| What to work on |
Pick up the article on genealogy research templates after its last line and keep writing it.

Some templates to consider are:
Letterhead: Use this same letterhead on all your letters and reports. Include your name, address, phone number, and email address.
Research Plan: In April we’ll talk how to draft a research plan in conjunction with your research question. In the meantime, just make a template of the things that would be in your research plan, like your letterhead, date, description of the problem and a numbered list for steps you will take. You might consider the OneNote method used by Caroline Pointer of 4YourFamilyStory.com. She even provides a video tutorial and some research plan templates for you to download. Note: If you don’t have OneNote on your computer, you may establish a free OneNote Online account. Then, you may copy/paste the template into your online notebook.
Research Log: Some like their log in a table format. I found I was writing a lot in the notes column, and just a little bit in the column for the title and call number or film number. For that reason, I don’t like my log in table format, but if that’s what you like, go for it!
Research Report: Here’s blog post I wrote about making your plan also your log and report: “Ease Report Writing: Burn Research Logs.”
Thus, my research plan becomes my research report.
Things to include in your research report are:
- Letterhead: (see above)
- Date: Date of the report
- Subject: Name of person you are searching with county, state, and dates with alternate spellings to check
- Report to: “Self” if it’s for you, or the client name
- Associates: Friends, neighbors, etc.

| Records excerpted from a collection |
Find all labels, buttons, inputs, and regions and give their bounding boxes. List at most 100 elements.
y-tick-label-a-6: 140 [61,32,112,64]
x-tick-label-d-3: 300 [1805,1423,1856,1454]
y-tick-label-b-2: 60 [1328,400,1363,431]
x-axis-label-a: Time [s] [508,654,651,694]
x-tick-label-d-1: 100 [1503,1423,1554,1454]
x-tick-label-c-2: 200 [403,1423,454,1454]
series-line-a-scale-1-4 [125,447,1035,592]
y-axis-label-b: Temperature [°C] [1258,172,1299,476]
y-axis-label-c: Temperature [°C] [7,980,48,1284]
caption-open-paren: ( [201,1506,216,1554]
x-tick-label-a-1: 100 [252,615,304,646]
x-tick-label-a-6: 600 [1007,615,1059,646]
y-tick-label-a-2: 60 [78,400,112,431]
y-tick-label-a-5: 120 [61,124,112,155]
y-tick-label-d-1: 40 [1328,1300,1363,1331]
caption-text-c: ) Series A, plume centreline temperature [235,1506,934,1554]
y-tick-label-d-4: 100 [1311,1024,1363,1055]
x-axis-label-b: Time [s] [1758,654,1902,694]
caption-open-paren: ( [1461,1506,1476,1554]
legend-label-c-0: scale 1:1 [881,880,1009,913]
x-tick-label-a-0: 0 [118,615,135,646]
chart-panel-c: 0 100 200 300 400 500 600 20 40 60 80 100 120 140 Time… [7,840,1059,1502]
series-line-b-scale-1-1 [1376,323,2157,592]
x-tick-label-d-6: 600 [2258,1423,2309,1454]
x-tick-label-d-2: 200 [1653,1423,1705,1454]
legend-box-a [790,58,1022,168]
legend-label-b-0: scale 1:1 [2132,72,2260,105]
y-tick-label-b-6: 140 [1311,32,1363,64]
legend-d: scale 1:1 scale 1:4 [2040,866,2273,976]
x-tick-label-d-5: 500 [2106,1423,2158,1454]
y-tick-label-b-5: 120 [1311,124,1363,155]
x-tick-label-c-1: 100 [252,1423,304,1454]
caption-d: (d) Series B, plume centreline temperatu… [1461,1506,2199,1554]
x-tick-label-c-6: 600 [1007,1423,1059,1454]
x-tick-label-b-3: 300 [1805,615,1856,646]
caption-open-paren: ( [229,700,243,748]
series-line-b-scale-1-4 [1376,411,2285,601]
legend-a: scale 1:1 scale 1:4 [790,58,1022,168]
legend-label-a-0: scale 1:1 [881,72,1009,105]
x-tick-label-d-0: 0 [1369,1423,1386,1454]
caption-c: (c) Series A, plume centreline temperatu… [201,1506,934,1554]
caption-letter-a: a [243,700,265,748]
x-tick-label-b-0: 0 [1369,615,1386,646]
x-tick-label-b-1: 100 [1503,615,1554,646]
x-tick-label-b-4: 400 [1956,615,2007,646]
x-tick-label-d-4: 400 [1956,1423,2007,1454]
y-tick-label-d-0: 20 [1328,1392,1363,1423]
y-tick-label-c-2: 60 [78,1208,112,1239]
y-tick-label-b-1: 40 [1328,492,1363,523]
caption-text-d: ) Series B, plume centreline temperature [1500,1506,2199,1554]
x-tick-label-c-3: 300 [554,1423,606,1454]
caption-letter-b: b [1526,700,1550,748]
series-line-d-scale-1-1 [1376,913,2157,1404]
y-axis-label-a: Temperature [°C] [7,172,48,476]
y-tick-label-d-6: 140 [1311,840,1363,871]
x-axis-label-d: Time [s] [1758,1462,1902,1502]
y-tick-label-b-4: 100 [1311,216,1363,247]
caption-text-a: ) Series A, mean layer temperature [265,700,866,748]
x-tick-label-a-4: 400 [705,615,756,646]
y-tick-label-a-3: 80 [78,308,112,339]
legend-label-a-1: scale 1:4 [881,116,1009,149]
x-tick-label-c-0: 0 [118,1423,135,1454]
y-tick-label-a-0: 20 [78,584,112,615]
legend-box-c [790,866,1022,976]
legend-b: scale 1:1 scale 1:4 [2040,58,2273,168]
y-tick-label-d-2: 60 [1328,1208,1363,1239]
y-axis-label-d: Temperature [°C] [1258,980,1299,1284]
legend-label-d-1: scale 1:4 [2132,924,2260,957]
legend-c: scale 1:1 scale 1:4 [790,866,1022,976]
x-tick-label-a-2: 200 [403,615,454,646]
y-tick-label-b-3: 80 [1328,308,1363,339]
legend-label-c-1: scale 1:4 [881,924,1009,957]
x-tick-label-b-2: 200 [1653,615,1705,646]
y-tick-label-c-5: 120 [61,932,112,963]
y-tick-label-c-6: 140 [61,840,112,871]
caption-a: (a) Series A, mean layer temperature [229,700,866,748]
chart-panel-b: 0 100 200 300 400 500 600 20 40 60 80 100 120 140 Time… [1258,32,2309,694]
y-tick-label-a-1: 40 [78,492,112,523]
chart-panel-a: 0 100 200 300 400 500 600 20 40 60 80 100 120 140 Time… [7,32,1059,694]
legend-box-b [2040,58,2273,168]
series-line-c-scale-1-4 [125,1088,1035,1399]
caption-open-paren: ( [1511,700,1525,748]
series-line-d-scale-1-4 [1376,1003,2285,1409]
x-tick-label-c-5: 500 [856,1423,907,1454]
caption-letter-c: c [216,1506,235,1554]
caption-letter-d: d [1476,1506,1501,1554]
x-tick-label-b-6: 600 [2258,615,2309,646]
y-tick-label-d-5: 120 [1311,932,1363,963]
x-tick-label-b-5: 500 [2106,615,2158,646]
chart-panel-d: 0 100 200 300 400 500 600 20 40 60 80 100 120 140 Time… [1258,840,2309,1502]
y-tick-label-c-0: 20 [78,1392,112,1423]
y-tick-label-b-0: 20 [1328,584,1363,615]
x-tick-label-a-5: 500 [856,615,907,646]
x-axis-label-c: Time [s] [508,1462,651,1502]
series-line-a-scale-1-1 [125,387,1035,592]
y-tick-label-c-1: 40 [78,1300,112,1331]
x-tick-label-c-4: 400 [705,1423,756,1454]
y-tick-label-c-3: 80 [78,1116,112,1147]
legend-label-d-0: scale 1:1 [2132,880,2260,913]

| Output below |
- Background: Information about the target person, why you are searching a particular place, etc.
- Objective: Name your objective for this project.
- Limitations: What are the limitations of your assignment. It might be limited to the land records of a particular county for all men of that surname with alternate spellings.
- Authorized: This is the amount of time authorized by the client.
- Repositories: Where you will do your research.
- Summary of Findings:
- Recommendations and Research Plan: (To continue the research)
- Records Searched and Results: This is where your research plan becomes the report.
- Table of Documents and Bibliography:
Once you’ve made your templates, save them in Dropbox or your other online storage place. When you go to use the template, first copy the blank template and leave your original untouched. That way, you’ll always have the original available for a new report.
Some examples of research reports are available from Elizabeth Shown Mills, CG, at her site, Historic Pathways.